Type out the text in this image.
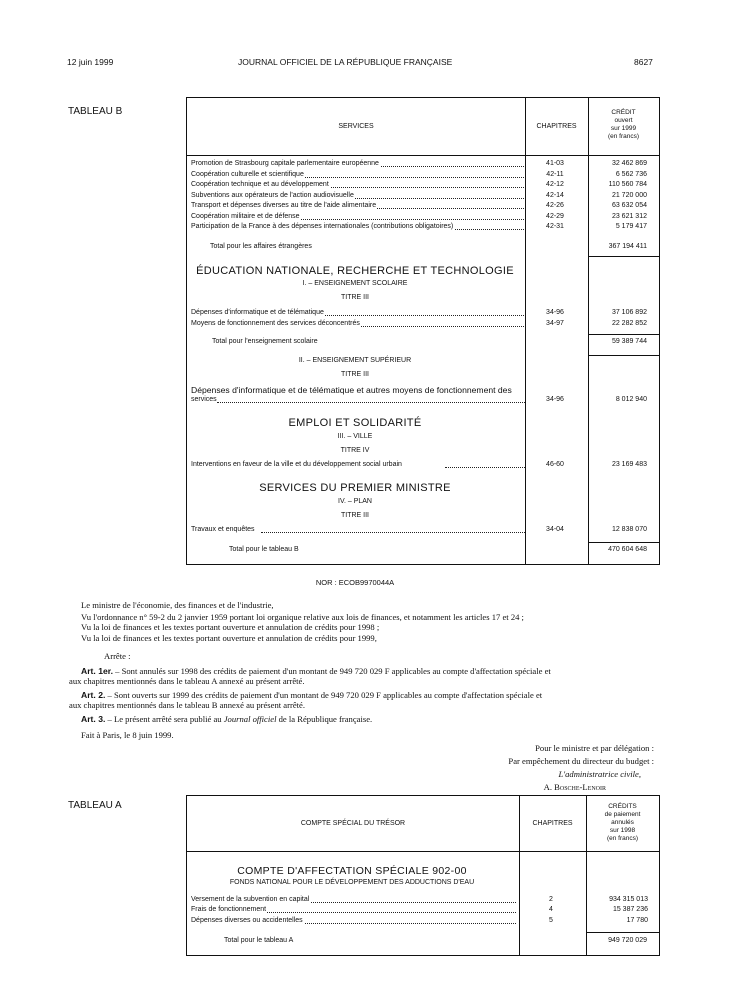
12 juin 1999	JOURNAL OFFICIEL DE LA RÉPUBLIQUE FRANÇAISE	8627
TABLEAU B
SERVICES	CHAPITRES
CRÉDIT
ouvert
sur 1999
(en francs)
Promotion de Strasbourg capitale parlementaire européenne	41-03	32 462 869
Coopération culturelle et scientifique	42-11	6 562 736
Coopération technique et au développement	42-12	110 560 784
Subventions aux opérateurs de l'action audiovisuelle	42-14	21 720 000
Transport et dépenses diverses au titre de l'aide alimentaire	42-26	63 632 054
Coopération militaire et de défense	42-29	23 621 312
Participation de la France à des dépenses internationales (contributions obligatoires)	42-31	5 179 417
Total pour les affaires étrangères	367 194 411
ÉDUCATION NATIONALE, RECHERCHE ET TECHNOLOGIE
I. – ENSEIGNEMENT SCOLAIRE
TITRE III
Dépenses d'informatique et de télématique	34-96	37 106 892
Moyens de fonctionnement des services déconcentrés	34-97	22 282 852
Total pour l'enseignement scolaire	59 389 744
II. – ENSEIGNEMENT SUPÉRIEUR
TITRE III
Dépenses d'informatique et de télématique et autres moyens de fonctionnement des
services	34-96	8 012 940
EMPLOI ET SOLIDARITÉ
III. – VILLE
TITRE IV
Interventions en faveur de la ville et du développement social urbain	46-60	23 169 483
SERVICES DU PREMIER MINISTRE
IV. – PLAN
TITRE III
Travaux et enquêtes	34-04	12 838 070
Total pour le tableau B	470 604 648
NOR : ECOB9970044A
Le ministre de l'économie, des finances et de l'industrie,
Vu l'ordonnance n° 59-2 du 2 janvier 1959 portant loi organique relative aux lois de finances, et notamment les articles 17 et 24 ;
Vu la loi de finances et les textes portant ouverture et annulation de crédits pour 1998 ;
Vu la loi de finances et les textes portant ouverture et annulation de crédits pour 1999,
Arrête :
Art. 1er. – Sont annulés sur 1998 des crédits de paiement d'un montant de 949 720 029 F applicables au compte d'affectation spéciale et
aux chapitres mentionnés dans le tableau A annexé au présent arrêté.
Art. 2. – Sont ouverts sur 1999 des crédits de paiement d'un montant de 949 720 029 F applicables au compte d'affectation spéciale et
aux chapitres mentionnés dans le tableau B annexé au présent arrêté.
Art. 3. – Le présent arrêté sera publié au Journal officiel de la République française.
Fait à Paris, le 8 juin 1999.
Pour le ministre et par délégation :
Par empêchement du directeur du budget :
L'administratrice civile,
A. Bosche-Lenoir
TABLEAU A
COMPTE SPÉCIAL DU TRÉSOR	CHAPITRES
CRÉDITS
de paiement
annulés
sur 1998
(en francs)
COMPTE D'AFFECTATION SPÉCIALE 902-00
FONDS NATIONAL POUR LE DÉVELOPPEMENT DES ADDUCTIONS D'EAU
Versement de la subvention en capital	2	934 315 013
Frais de fonctionnement	4	15 387 236
Dépenses diverses ou accidentelles	5	17 780
Total pour le tableau A	949 720 029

################

REQUEST:
Look through the entries and return every line where "mentionnés" appears.

OUTPUT OF THE EXERCISE:
aux chapitres mentionnés dans le tableau A annexé au présent arrêté.
aux chapitres mentionnés dans le tableau B annexé au présent arrêté.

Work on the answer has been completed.